___ MATERIAL SUPPLIED
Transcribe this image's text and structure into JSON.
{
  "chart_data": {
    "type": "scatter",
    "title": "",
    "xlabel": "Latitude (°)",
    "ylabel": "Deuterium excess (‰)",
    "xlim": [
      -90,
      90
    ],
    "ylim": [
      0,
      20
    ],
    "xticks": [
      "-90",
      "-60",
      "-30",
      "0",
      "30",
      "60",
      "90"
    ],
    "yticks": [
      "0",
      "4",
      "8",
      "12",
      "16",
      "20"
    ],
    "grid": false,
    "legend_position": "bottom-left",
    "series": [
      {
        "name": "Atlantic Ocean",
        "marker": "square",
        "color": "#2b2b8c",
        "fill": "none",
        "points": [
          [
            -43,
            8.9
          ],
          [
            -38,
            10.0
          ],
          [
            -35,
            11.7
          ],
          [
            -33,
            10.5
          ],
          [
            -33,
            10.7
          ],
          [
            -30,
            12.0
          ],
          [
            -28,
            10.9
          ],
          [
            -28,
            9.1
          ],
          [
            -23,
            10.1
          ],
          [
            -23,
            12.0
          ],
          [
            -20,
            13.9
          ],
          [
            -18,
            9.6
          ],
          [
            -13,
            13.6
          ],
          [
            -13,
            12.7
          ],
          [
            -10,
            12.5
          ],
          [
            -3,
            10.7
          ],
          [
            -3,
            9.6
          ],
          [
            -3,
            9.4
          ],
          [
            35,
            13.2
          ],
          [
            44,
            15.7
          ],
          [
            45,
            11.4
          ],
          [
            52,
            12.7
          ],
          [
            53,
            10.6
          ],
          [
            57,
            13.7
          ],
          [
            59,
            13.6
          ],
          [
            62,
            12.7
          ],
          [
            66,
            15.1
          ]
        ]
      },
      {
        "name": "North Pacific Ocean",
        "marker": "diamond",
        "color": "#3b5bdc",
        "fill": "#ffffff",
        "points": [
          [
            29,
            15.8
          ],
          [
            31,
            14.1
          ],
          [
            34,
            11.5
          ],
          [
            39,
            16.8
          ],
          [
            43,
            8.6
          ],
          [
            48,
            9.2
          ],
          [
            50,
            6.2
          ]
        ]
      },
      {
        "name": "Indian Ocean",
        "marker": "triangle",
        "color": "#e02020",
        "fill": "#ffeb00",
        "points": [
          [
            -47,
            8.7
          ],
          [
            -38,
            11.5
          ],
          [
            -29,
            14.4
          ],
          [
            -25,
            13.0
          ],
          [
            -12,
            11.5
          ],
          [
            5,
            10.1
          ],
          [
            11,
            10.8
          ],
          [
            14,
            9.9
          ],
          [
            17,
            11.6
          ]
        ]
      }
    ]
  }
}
______
**TASK DIRECTIONS**. Exactly reproduce the material above.

**SOLUTION**.
Transcribe this image's text and structure into JSON.
{
  "chart_data": {
    "type": "scatter",
    "title": "",
    "xlabel": "Latitude (°)",
    "ylabel": "Deuterium excess (‰)",
    "xlim": [
      -90,
      90
    ],
    "ylim": [
      0,
      20
    ],
    "xticks": [
      "-90",
      "-60",
      "-30",
      "0",
      "30",
      "60",
      "90"
    ],
    "yticks": [
      "0",
      "4",
      "8",
      "12",
      "16",
      "20"
    ],
    "grid": false,
    "legend_position": "bottom-left",
    "series": [
      {
        "name": "Atlantic Ocean",
        "marker": "square",
        "color": "#2b2b8c",
        "fill": "none",
        "points": [
          [
            -43,
            8.9
          ],
          [
            -38,
            10.0
          ],
          [
            -35,
            11.7
          ],
          [
            -33,
            10.5
          ],
          [
            -33,
            10.7
          ],
          [
            -30,
            12.0
          ],
          [
            -28,
            10.9
          ],
          [
            -28,
            9.1
          ],
          [
            -23,
            10.1
          ],
          [
            -23,
            12.0
          ],
          [
            -20,
            13.9
          ],
          [
            -18,
            9.6
          ],
          [
            -13,
            13.6
          ],
          [
            -13,
            12.7
          ],
          [
            -10,
            12.5
          ],
          [
            -3,
            10.7
          ],
          [
            -3,
            9.6
          ],
          [
            -3,
            9.4
          ],
          [
            35,
            13.2
          ],
          [
            44,
            15.7
          ],
          [
            45,
            11.4
          ],
          [
            52,
            12.7
          ],
          [
            53,
            10.6
          ],
          [
            57,
            13.7
          ],
          [
            59,
            13.6
          ],
          [
            62,
            12.7
          ],
          [
            66,
            15.1
          ]
        ]
      },
      {
        "name": "North Pacific Ocean",
        "marker": "diamond",
        "color": "#3b5bdc",
        "fill": "#ffffff",
        "points": [
          [
            29,
            15.8
          ],
          [
            31,
            14.1
          ],
          [
            34,
            11.5
          ],
          [
            39,
            16.8
          ],
          [
            43,
            8.6
          ],
          [
            48,
            9.2
          ],
          [
            50,
            6.2
          ]
        ]
      },
      {
        "name": "Indian Ocean",
        "marker": "triangle",
        "color": "#e02020",
        "fill": "#ffeb00",
        "points": [
          [
            -47,
            8.7
          ],
          [
            -38,
            11.5
          ],
          [
            -29,
            14.4
          ],
          [
            -25,
            13.0
          ],
          [
            -12,
            11.5
          ],
          [
            5,
            10.1
          ],
          [
            11,
            10.8
          ],
          [
            14,
            9.9
          ],
          [
            17,
            11.6
          ]
        ]
      }
    ]
  }
}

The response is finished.